-- Labeled region entries --

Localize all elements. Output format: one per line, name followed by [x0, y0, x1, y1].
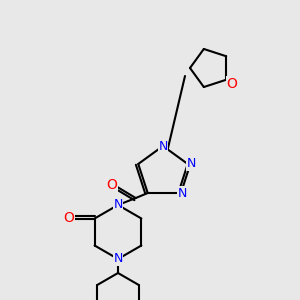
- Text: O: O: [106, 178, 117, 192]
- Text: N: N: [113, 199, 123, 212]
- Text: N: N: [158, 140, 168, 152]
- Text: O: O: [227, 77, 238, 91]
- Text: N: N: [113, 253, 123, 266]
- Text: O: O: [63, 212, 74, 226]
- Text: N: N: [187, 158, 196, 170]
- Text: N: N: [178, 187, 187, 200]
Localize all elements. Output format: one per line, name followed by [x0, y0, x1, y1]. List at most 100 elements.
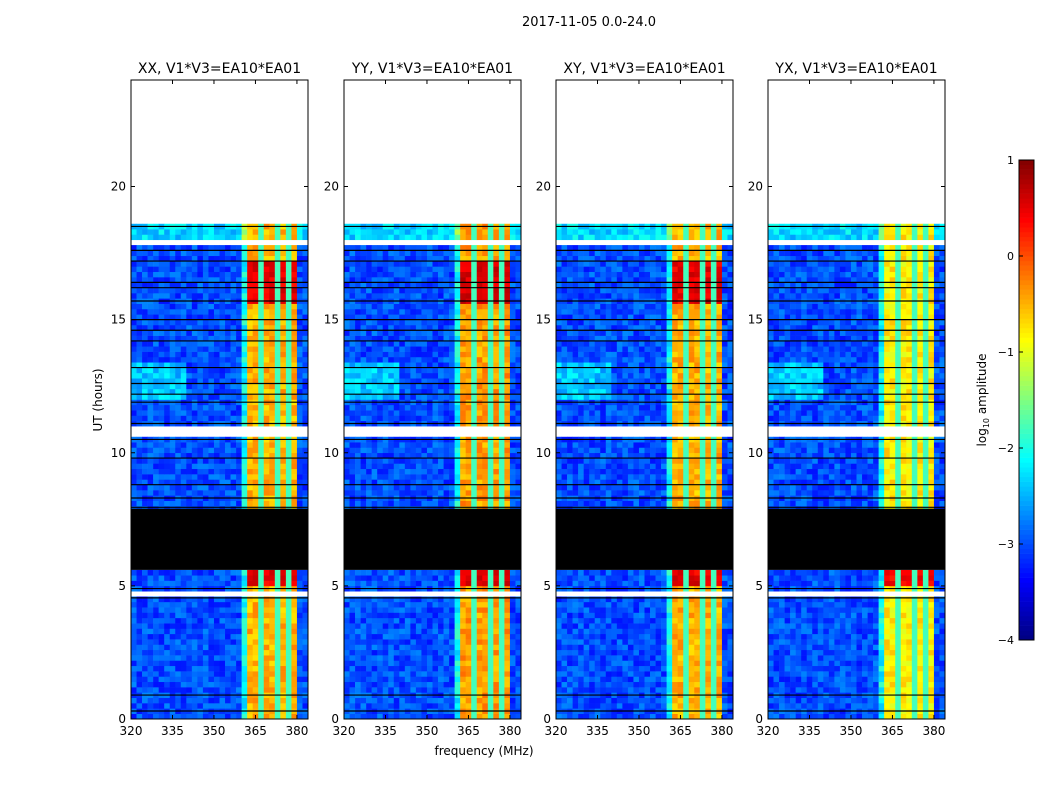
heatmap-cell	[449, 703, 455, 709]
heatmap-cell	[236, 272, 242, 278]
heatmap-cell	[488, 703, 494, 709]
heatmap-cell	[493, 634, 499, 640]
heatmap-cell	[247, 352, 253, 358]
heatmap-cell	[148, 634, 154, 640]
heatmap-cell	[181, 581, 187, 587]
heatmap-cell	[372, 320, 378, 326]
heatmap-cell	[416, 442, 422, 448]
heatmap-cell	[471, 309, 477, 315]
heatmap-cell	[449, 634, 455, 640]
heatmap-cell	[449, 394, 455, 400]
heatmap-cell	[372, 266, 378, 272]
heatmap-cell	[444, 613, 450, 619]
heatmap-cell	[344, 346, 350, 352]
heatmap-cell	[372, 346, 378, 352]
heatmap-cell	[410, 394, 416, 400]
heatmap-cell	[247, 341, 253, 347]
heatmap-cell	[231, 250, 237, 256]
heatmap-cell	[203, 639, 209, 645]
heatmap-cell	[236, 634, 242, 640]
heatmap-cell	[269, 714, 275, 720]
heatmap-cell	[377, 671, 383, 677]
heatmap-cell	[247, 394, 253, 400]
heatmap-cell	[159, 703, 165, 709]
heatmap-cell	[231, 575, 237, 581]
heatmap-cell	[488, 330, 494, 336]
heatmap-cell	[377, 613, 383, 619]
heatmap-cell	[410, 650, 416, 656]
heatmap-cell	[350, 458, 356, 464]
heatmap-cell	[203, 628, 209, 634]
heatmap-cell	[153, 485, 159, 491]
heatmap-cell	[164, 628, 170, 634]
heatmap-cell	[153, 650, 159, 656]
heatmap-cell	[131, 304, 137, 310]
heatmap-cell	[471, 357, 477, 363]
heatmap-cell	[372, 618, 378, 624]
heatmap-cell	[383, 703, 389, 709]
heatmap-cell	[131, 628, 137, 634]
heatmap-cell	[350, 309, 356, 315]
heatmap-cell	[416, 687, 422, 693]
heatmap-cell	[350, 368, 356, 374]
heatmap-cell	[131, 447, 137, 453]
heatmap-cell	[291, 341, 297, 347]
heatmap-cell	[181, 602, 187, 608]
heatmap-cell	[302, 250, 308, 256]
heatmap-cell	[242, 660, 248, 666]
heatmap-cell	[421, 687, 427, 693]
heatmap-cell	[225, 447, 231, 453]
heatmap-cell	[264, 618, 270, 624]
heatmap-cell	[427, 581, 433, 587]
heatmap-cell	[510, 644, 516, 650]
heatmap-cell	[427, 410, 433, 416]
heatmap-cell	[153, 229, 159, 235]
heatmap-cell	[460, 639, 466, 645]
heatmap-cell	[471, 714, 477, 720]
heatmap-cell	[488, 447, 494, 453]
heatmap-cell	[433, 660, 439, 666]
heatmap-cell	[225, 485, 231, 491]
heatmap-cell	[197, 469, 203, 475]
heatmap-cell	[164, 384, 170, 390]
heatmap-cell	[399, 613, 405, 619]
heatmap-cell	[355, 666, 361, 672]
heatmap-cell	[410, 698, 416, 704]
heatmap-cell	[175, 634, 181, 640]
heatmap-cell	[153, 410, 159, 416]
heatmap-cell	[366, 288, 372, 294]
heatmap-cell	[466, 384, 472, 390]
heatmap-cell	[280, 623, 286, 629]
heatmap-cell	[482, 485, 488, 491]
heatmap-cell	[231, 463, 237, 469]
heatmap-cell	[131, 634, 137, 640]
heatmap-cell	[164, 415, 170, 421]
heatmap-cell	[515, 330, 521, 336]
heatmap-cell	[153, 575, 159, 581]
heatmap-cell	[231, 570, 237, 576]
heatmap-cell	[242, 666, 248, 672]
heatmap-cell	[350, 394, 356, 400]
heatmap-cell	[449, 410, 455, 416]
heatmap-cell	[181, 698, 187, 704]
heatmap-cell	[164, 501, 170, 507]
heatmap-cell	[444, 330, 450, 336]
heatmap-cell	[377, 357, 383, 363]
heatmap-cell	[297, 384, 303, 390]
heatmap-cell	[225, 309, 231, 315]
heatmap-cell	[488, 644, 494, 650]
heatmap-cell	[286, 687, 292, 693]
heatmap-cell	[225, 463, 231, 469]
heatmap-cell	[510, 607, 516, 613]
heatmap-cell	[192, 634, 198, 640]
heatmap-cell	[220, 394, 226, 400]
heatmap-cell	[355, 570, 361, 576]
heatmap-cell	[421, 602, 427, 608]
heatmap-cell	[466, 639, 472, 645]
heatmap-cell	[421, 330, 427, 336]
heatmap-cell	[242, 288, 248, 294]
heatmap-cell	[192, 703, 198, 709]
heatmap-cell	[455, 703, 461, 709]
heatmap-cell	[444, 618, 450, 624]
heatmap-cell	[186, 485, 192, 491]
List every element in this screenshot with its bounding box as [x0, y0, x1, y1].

--

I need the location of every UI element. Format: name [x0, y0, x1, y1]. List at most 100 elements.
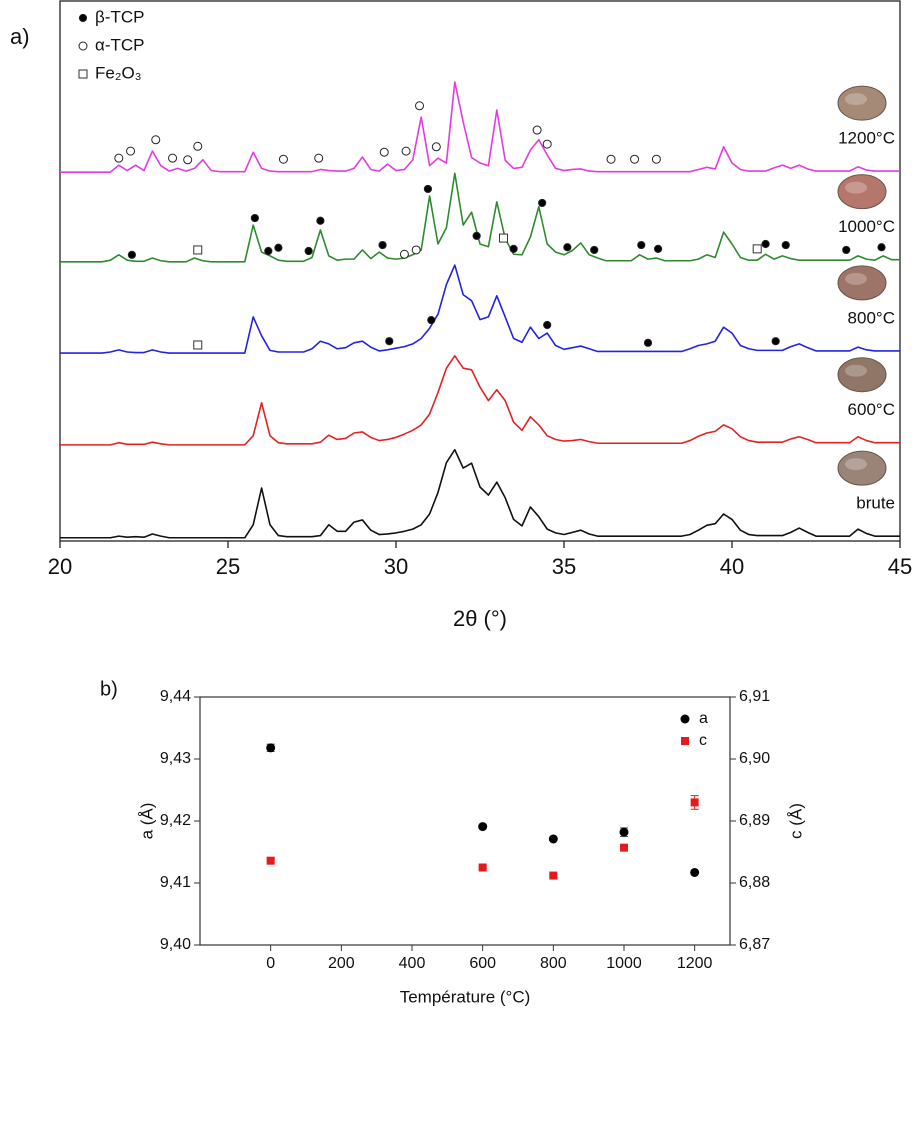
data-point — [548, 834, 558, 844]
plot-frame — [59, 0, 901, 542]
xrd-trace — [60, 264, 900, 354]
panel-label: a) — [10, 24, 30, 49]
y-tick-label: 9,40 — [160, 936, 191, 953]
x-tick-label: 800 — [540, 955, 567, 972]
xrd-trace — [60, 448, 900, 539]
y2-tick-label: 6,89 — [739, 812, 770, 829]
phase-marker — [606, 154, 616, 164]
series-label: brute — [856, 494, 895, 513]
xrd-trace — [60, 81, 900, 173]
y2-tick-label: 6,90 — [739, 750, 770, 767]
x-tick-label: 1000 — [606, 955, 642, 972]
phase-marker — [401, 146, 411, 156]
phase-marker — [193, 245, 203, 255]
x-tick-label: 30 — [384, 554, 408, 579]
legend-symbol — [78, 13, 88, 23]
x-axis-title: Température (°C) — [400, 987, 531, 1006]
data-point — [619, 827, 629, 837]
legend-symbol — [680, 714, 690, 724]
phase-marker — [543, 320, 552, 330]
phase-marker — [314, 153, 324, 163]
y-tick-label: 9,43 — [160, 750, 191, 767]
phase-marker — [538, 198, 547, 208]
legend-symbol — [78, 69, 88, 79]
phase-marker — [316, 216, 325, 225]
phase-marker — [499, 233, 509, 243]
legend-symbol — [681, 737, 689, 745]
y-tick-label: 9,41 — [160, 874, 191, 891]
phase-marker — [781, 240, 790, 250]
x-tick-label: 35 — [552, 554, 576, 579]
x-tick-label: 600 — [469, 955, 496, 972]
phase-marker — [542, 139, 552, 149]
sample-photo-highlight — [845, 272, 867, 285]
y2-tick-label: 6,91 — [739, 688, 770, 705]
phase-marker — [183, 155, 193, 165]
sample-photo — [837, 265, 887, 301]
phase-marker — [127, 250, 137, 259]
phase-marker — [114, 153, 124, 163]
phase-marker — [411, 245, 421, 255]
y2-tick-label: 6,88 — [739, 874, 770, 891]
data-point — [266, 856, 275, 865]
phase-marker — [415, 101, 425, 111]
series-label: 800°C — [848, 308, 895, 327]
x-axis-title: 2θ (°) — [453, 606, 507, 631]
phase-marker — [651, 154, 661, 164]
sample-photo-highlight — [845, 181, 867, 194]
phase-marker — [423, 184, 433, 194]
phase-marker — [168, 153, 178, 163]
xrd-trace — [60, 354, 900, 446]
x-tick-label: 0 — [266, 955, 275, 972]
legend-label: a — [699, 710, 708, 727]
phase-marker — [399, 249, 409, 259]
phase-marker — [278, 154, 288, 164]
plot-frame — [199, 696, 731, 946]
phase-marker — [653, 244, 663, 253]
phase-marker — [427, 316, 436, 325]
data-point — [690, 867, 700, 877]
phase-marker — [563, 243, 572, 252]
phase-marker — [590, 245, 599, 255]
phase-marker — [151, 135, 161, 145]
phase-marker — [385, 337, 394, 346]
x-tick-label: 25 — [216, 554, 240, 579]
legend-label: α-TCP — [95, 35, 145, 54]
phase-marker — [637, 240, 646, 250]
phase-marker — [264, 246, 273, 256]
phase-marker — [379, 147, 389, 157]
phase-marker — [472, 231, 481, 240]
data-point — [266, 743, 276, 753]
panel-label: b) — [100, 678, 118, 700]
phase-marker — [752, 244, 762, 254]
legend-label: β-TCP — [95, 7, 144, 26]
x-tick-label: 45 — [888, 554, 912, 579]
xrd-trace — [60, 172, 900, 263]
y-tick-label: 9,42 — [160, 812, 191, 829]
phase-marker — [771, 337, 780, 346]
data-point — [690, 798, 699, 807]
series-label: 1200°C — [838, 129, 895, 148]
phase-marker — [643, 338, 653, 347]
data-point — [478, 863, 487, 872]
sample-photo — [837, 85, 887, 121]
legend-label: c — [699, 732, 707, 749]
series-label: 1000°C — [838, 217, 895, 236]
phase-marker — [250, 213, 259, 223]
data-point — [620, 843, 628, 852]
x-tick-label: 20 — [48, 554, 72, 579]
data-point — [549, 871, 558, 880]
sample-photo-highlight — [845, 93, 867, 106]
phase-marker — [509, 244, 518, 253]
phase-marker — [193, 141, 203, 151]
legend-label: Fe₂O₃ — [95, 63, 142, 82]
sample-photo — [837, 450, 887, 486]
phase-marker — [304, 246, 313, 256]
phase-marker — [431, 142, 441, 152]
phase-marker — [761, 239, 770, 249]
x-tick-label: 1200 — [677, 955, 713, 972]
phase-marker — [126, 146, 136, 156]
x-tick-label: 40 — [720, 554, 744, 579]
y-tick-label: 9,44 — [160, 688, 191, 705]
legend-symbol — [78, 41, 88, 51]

-- What to do --
Pull out every line above, from the one containing "- Text: O: O: [106, 178, 117, 192]" down to the one containing "by [x0, y0, x1, y1]. List", including both, and reproduce them word for word.

-- Written answer --
- Text: O: O: [106, 178, 117, 192]
- Text: N: N: [113, 199, 123, 212]
- Text: N: N: [158, 140, 168, 152]
- Text: O: O: [227, 77, 238, 91]
- Text: N: N: [113, 253, 123, 266]
- Text: O: O: [63, 212, 74, 226]
- Text: N: N: [187, 158, 196, 170]
- Text: N: N: [178, 187, 187, 200]
Localize all elements. Output format: one per line, name followed by [x0, y0, x1, y1]. List at most 100 elements.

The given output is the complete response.